→ What needs to be done: Count the lines in the records below that contain the word "four", and reply with only that number.

— Begin Data to use —

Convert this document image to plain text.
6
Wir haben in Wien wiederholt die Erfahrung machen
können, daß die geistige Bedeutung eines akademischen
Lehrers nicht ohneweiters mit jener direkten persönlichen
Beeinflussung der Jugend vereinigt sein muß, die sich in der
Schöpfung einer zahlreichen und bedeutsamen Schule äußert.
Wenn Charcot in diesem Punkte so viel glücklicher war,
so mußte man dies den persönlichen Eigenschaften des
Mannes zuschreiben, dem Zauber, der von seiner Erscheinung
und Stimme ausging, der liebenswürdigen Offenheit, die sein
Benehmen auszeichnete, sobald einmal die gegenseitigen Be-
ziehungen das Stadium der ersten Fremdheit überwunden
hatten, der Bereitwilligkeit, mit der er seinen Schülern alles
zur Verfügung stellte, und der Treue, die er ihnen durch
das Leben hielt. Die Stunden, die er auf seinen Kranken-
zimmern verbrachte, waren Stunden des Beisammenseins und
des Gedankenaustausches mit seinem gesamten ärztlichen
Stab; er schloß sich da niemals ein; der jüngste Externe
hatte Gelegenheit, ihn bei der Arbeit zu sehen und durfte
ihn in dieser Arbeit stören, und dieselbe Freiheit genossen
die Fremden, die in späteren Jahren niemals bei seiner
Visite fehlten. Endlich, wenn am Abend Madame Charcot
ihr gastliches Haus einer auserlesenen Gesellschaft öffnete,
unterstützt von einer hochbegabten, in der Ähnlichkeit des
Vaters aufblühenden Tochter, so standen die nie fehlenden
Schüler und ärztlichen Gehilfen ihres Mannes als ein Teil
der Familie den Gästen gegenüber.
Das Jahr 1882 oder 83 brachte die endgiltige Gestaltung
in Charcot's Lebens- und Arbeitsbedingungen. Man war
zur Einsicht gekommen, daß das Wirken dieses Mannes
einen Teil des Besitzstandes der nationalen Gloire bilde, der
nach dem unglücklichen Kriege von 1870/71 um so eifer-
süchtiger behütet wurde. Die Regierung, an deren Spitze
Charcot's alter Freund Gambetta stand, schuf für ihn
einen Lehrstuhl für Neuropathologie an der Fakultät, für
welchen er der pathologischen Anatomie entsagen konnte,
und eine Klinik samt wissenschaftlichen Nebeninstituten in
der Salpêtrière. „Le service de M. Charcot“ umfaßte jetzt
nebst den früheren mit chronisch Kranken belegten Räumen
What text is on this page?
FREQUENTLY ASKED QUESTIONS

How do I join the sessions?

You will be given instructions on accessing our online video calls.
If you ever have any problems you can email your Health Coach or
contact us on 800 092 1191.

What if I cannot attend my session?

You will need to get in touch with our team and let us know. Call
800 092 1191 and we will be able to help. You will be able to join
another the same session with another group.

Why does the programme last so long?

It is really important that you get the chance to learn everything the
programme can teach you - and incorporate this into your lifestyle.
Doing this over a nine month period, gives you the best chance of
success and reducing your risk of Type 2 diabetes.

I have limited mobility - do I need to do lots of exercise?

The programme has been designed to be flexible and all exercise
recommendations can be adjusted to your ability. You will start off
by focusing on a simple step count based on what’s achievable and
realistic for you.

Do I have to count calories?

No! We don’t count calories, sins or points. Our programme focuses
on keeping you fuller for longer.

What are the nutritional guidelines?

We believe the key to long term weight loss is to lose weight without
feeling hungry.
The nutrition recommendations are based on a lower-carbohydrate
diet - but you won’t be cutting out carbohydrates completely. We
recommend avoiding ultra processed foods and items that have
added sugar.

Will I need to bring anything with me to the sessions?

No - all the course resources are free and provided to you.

— End Data to use —
— Begin Data to use —

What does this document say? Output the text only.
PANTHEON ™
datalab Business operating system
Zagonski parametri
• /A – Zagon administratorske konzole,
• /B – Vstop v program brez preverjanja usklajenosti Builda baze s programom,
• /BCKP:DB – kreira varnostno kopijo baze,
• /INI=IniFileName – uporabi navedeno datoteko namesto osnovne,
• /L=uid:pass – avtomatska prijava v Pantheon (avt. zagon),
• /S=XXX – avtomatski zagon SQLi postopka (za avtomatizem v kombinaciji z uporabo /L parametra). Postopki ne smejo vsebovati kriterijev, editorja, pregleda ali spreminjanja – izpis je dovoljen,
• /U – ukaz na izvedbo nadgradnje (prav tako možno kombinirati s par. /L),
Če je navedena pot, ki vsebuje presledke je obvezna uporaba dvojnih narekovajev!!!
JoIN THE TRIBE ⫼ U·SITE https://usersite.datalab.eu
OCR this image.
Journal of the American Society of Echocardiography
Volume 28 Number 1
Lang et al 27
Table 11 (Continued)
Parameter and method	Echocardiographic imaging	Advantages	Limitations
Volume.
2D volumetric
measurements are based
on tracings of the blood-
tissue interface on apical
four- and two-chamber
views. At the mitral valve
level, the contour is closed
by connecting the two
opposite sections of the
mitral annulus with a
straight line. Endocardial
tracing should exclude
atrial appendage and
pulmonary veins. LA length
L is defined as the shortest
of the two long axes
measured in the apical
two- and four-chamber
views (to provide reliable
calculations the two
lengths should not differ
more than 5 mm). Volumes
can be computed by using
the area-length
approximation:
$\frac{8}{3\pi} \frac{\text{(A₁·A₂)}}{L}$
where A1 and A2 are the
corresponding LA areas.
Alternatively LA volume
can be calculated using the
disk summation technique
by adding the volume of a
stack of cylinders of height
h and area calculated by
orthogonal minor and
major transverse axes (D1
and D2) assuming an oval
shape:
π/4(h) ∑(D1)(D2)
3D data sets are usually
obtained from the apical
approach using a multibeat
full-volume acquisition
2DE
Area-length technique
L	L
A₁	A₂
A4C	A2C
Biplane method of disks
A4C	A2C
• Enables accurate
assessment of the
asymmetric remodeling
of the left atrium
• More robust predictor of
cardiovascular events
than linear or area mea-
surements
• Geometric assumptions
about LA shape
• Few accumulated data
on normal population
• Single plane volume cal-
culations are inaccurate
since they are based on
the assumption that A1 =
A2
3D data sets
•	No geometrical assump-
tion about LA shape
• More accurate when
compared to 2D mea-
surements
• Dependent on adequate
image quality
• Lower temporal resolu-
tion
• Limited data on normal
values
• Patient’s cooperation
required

— End Data to use —
— Begin Data to use —

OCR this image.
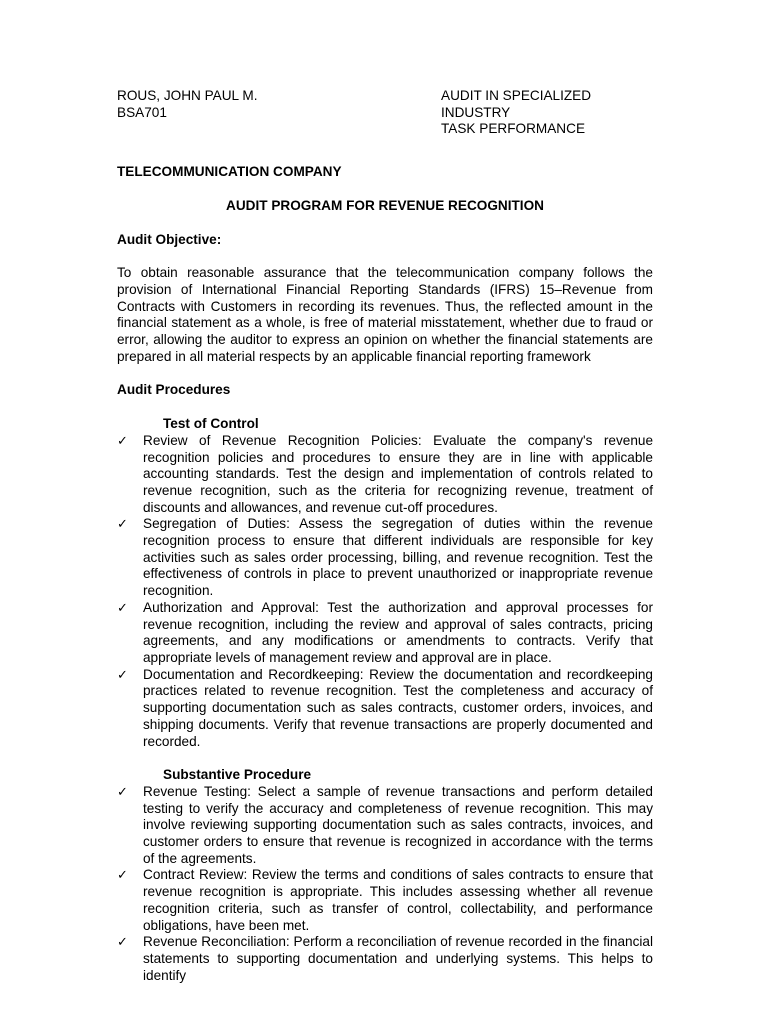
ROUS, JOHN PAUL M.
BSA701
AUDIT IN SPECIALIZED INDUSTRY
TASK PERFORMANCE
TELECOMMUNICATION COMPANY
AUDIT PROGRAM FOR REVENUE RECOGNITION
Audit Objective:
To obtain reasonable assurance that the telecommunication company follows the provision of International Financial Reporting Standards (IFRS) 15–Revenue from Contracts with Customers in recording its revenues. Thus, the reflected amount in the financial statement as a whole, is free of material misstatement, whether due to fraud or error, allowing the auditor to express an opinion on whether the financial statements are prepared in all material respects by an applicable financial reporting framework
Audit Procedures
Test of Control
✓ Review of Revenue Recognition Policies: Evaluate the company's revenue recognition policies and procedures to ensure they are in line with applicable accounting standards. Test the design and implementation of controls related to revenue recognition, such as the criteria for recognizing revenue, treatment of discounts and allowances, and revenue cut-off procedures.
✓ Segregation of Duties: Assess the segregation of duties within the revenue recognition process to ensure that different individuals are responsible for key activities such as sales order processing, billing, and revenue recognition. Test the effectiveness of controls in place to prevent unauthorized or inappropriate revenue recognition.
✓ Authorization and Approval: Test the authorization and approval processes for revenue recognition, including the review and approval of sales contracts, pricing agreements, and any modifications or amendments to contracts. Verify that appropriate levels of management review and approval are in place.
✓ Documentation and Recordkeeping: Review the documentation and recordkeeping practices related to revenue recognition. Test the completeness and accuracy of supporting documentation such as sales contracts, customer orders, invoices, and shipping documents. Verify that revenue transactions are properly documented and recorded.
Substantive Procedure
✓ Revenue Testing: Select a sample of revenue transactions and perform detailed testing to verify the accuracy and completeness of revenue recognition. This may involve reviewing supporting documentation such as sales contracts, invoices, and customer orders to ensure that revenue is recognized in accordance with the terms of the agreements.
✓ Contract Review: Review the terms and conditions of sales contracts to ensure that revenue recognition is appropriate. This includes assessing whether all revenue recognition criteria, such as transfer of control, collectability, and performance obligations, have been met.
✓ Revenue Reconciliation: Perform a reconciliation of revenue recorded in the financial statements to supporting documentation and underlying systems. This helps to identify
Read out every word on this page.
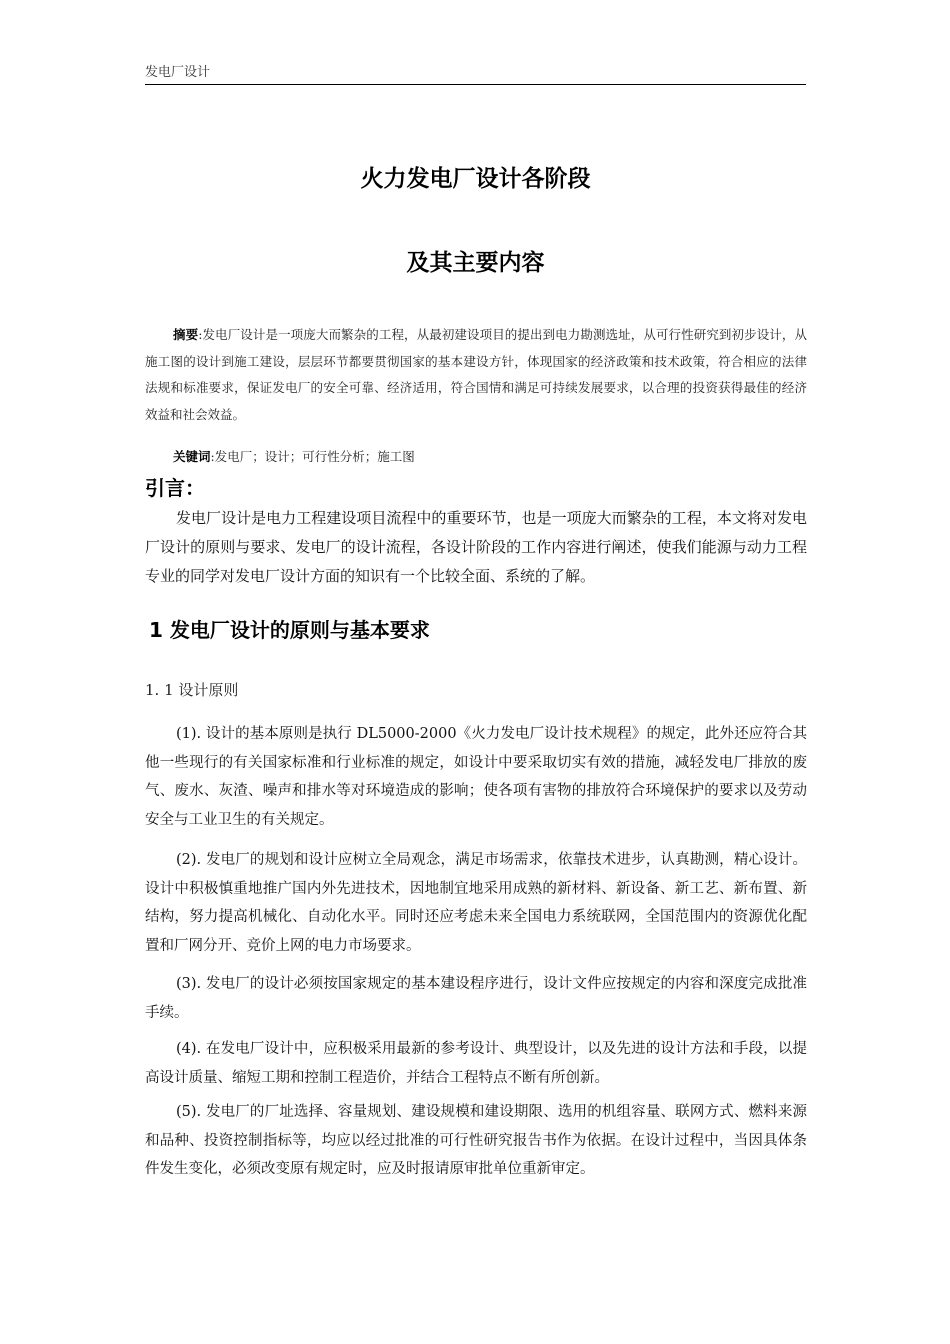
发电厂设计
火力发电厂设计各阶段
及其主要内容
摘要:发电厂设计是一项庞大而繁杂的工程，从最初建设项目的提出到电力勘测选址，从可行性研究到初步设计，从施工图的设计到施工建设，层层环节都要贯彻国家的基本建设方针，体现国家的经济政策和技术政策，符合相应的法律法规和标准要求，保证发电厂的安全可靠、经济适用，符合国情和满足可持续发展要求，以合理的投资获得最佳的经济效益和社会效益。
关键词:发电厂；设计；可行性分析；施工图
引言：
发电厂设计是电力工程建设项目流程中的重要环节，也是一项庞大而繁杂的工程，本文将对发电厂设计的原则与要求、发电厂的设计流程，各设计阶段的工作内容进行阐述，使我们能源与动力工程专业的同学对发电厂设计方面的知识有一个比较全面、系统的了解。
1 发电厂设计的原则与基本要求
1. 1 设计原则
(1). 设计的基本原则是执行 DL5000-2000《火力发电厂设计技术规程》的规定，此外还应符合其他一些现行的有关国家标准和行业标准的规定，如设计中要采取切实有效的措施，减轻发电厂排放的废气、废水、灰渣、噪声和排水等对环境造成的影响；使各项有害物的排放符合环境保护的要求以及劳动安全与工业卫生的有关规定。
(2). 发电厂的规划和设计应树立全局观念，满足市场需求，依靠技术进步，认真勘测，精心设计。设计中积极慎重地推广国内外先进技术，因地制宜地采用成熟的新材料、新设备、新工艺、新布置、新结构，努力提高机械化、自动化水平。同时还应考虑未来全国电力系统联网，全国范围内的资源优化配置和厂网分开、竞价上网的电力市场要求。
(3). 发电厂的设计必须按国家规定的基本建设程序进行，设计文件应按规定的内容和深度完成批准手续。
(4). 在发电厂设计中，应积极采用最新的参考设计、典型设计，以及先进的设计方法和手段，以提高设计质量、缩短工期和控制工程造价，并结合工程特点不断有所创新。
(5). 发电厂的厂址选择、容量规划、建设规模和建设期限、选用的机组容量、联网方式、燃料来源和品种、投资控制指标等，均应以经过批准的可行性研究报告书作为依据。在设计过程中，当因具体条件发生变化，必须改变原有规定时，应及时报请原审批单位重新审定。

— End Data to use —

→ Response to this task: 2